Give every entry again, word for word.

Excerpts from a figure dataset
----------------

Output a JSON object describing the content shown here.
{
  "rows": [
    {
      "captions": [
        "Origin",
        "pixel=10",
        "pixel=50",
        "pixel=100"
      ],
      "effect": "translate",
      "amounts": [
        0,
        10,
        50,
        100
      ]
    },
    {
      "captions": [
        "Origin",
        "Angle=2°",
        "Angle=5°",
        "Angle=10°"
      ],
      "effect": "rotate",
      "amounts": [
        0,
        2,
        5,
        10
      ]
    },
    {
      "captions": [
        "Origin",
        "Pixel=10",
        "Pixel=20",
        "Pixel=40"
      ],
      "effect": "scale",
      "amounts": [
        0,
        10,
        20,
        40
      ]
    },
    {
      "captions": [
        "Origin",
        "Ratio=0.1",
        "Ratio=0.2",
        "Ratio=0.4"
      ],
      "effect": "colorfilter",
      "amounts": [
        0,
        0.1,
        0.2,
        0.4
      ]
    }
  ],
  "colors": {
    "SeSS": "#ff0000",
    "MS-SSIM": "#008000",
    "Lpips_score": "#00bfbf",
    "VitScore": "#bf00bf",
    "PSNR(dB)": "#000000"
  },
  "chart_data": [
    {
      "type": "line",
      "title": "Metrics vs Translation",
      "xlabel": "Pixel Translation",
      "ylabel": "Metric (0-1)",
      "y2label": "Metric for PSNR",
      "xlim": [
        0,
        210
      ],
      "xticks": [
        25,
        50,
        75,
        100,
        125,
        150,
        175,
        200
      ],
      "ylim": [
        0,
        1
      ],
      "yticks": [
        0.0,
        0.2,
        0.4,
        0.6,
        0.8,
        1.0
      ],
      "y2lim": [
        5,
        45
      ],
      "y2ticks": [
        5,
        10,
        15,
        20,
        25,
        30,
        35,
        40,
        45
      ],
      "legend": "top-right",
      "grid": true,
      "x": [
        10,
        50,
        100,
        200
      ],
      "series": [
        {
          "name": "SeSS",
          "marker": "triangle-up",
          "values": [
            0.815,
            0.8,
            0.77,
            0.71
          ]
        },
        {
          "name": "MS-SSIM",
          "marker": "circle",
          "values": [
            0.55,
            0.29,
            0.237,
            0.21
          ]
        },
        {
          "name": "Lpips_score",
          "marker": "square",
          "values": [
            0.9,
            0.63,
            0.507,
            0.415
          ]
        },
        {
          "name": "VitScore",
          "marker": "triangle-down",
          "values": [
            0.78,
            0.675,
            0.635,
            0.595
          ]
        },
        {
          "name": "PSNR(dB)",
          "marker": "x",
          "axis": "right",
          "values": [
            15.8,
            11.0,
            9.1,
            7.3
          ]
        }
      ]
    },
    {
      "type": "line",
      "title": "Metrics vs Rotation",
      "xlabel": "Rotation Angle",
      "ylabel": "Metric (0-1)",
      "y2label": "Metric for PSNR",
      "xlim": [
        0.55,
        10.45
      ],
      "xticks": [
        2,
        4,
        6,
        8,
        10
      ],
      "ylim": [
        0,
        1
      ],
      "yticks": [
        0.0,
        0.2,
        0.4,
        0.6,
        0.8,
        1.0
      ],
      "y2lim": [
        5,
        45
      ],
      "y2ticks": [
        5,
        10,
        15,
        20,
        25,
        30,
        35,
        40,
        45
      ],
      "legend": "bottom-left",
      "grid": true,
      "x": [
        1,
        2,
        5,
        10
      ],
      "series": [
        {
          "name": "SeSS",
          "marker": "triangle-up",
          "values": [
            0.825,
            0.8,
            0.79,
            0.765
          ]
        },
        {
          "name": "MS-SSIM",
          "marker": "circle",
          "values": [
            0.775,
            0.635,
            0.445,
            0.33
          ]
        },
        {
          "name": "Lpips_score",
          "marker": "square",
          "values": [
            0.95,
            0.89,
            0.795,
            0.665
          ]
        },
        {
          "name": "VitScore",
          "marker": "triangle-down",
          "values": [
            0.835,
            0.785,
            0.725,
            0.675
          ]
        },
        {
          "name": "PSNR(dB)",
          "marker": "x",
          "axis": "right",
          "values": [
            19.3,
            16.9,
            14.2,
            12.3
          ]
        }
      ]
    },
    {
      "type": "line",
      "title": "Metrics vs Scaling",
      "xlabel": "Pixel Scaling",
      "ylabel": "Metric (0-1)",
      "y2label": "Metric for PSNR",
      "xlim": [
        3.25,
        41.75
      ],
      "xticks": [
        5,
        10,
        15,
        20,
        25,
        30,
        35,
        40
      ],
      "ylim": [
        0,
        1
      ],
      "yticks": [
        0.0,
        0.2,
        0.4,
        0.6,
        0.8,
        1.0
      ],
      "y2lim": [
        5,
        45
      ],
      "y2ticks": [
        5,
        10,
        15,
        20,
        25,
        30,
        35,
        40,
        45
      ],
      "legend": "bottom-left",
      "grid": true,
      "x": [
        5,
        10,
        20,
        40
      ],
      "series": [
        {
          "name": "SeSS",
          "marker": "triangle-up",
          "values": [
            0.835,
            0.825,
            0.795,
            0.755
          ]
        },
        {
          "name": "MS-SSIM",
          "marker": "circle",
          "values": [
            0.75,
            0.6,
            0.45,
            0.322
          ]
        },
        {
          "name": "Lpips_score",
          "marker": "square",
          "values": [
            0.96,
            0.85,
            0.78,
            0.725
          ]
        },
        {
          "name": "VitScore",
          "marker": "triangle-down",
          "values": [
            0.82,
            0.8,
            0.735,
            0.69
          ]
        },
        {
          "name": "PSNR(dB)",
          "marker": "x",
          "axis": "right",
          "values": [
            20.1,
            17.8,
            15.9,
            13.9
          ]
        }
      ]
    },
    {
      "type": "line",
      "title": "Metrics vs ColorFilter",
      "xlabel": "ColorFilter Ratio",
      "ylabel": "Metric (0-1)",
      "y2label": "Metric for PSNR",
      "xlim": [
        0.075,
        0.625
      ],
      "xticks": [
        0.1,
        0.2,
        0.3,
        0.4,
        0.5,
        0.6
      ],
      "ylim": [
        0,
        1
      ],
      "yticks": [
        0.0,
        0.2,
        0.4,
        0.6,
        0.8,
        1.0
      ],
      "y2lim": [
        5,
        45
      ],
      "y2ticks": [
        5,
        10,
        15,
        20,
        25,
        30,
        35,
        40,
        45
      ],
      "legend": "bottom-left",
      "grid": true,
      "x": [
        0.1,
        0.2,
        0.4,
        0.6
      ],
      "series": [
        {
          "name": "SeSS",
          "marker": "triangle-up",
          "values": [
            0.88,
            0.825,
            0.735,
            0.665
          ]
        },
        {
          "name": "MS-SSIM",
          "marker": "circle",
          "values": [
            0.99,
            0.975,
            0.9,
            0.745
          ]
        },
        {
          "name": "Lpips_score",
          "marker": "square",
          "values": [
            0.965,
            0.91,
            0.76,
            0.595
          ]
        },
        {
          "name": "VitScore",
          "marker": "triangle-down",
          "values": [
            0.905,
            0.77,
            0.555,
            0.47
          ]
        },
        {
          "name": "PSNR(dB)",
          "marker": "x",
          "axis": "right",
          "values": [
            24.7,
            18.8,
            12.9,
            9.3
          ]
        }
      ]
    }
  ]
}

----------------

ANSWER TO THE TASK
Output a JSON object describing the content shown here.
{
  "rows": [
    {
      "captions": [
        "Origin",
        "pixel=10",
        "pixel=50",
        "pixel=100"
      ],
      "effect": "translate",
      "amounts": [
        0,
        10,
        50,
        100
      ]
    },
    {
      "captions": [
        "Origin",
        "Angle=2°",
        "Angle=5°",
        "Angle=10°"
      ],
      "effect": "rotate",
      "amounts": [
        0,
        2,
        5,
        10
      ]
    },
    {
      "captions": [
        "Origin",
        "Pixel=10",
        "Pixel=20",
        "Pixel=40"
      ],
      "effect": "scale",
      "amounts": [
        0,
        10,
        20,
        40
      ]
    },
    {
      "captions": [
        "Origin",
        "Ratio=0.1",
        "Ratio=0.2",
        "Ratio=0.4"
      ],
      "effect": "colorfilter",
      "amounts": [
        0,
        0.1,
        0.2,
        0.4
      ]
    }
  ],
  "colors": {
    "SeSS": "#ff0000",
    "MS-SSIM": "#008000",
    "Lpips_score": "#00bfbf",
    "VitScore": "#bf00bf",
    "PSNR(dB)": "#000000"
  },
  "chart_data": [
    {
      "type": "line",
      "title": "Metrics vs Translation",
      "xlabel": "Pixel Translation",
      "ylabel": "Metric (0-1)",
      "y2label": "Metric for PSNR",
      "xlim": [
        0,
        210
      ],
      "xticks": [
        25,
        50,
        75,
        100,
        125,
        150,
        175,
        200
      ],
      "ylim": [
        0,
        1
      ],
      "yticks": [
        0.0,
        0.2,
        0.4,
        0.6,
        0.8,
        1.0
      ],
      "y2lim": [
        5,
        45
      ],
      "y2ticks": [
        5,
        10,
        15,
        20,
        25,
        30,
        35,
        40,
        45
      ],
      "legend": "top-right",
      "grid": true,
      "x": [
        10,
        50,
        100,
        200
      ],
      "series": [
        {
          "name": "SeSS",
          "marker": "triangle-up",
          "values": [
            0.815,
            0.8,
            0.77,
            0.71
          ]
        },
        {
          "name": "MS-SSIM",
          "marker": "circle",
          "values": [
            0.55,
            0.29,
            0.237,
            0.21
          ]
        },
        {
          "name": "Lpips_score",
          "marker": "square",
          "values": [
            0.9,
            0.63,
            0.507,
            0.415
          ]
        },
        {
          "name": "VitScore",
          "marker": "triangle-down",
          "values": [
            0.78,
            0.675,
            0.635,
            0.595
          ]
        },
        {
          "name": "PSNR(dB)",
          "marker": "x",
          "axis": "right",
          "values": [
            15.8,
            11.0,
            9.1,
            7.3
          ]
        }
      ]
    },
    {
      "type": "line",
      "title": "Metrics vs Rotation",
      "xlabel": "Rotation Angle",
      "ylabel": "Metric (0-1)",
      "y2label": "Metric for PSNR",
      "xlim": [
        0.55,
        10.45
      ],
      "xticks": [
        2,
        4,
        6,
        8,
        10
      ],
      "ylim": [
        0,
        1
      ],
      "yticks": [
        0.0,
        0.2,
        0.4,
        0.6,
        0.8,
        1.0
      ],
      "y2lim": [
        5,
        45
      ],
      "y2ticks": [
        5,
        10,
        15,
        20,
        25,
        30,
        35,
        40,
        45
      ],
      "legend": "bottom-left",
      "grid": true,
      "x": [
        1,
        2,
        5,
        10
      ],
      "series": [
        {
          "name": "SeSS",
          "marker": "triangle-up",
          "values": [
            0.825,
            0.8,
            0.79,
            0.765
          ]
        },
        {
          "name": "MS-SSIM",
          "marker": "circle",
          "values": [
            0.775,
            0.635,
            0.445,
            0.33
          ]
        },
        {
          "name": "Lpips_score",
          "marker": "square",
          "values": [
            0.95,
            0.89,
            0.795,
            0.665
          ]
        },
        {
          "name": "VitScore",
          "marker": "triangle-down",
          "values": [
            0.835,
            0.785,
            0.725,
            0.675
          ]
        },
        {
          "name": "PSNR(dB)",
          "marker": "x",
          "axis": "right",
          "values": [
            19.3,
            16.9,
            14.2,
            12.3
          ]
        }
      ]
    },
    {
      "type": "line",
      "title": "Metrics vs Scaling",
      "xlabel": "Pixel Scaling",
      "ylabel": "Metric (0-1)",
      "y2label": "Metric for PSNR",
      "xlim": [
        3.25,
        41.75
      ],
      "xticks": [
        5,
        10,
        15,
        20,
        25,
        30,
        35,
        40
      ],
      "ylim": [
        0,
        1
      ],
      "yticks": [
        0.0,
        0.2,
        0.4,
        0.6,
        0.8,
        1.0
      ],
      "y2lim": [
        5,
        45
      ],
      "y2ticks": [
        5,
        10,
        15,
        20,
        25,
        30,
        35,
        40,
        45
      ],
      "legend": "bottom-left",
      "grid": true,
      "x": [
        5,
        10,
        20,
        40
      ],
      "series": [
        {
          "name": "SeSS",
          "marker": "triangle-up",
          "values": [
            0.835,
            0.825,
            0.795,
            0.755
          ]
        },
        {
          "name": "MS-SSIM",
          "marker": "circle",
          "values": [
            0.75,
            0.6,
            0.45,
            0.322
          ]
        },
        {
          "name": "Lpips_score",
          "marker": "square",
          "values": [
            0.96,
            0.85,
            0.78,
            0.725
          ]
        },
        {
          "name": "VitScore",
          "marker": "triangle-down",
          "values": [
            0.82,
            0.8,
            0.735,
            0.69
          ]
        },
        {
          "name": "PSNR(dB)",
          "marker": "x",
          "axis": "right",
          "values": [
            20.1,
            17.8,
            15.9,
            13.9
          ]
        }
      ]
    },
    {
      "type": "line",
      "title": "Metrics vs ColorFilter",
      "xlabel": "ColorFilter Ratio",
      "ylabel": "Metric (0-1)",
      "y2label": "Metric for PSNR",
      "xlim": [
        0.075,
        0.625
      ],
      "xticks": [
        0.1,
        0.2,
        0.3,
        0.4,
        0.5,
        0.6
      ],
      "ylim": [
        0,
        1
      ],
      "yticks": [
        0.0,
        0.2,
        0.4,
        0.6,
        0.8,
        1.0
      ],
      "y2lim": [
        5,
        45
      ],
      "y2ticks": [
        5,
        10,
        15,
        20,
        25,
        30,
        35,
        40,
        45
      ],
      "legend": "bottom-left",
      "grid": true,
      "x": [
        0.1,
        0.2,
        0.4,
        0.6
      ],
      "series": [
        {
          "name": "SeSS",
          "marker": "triangle-up",
          "values": [
            0.88,
            0.825,
            0.735,
            0.665
          ]
        },
        {
          "name": "MS-SSIM",
          "marker": "circle",
          "values": [
            0.99,
            0.975,
            0.9,
            0.745
          ]
        },
        {
          "name": "Lpips_score",
          "marker": "square",
          "values": [
            0.965,
            0.91,
            0.76,
            0.595
          ]
        },
        {
          "name": "VitScore",
          "marker": "triangle-down",
          "values": [
            0.905,
            0.77,
            0.555,
            0.47
          ]
        },
        {
          "name": "PSNR(dB)",
          "marker": "x",
          "axis": "right",
          "values": [
            24.7,
            18.8,
            12.9,
            9.3
          ]
        }
      ]
    }
  ]
}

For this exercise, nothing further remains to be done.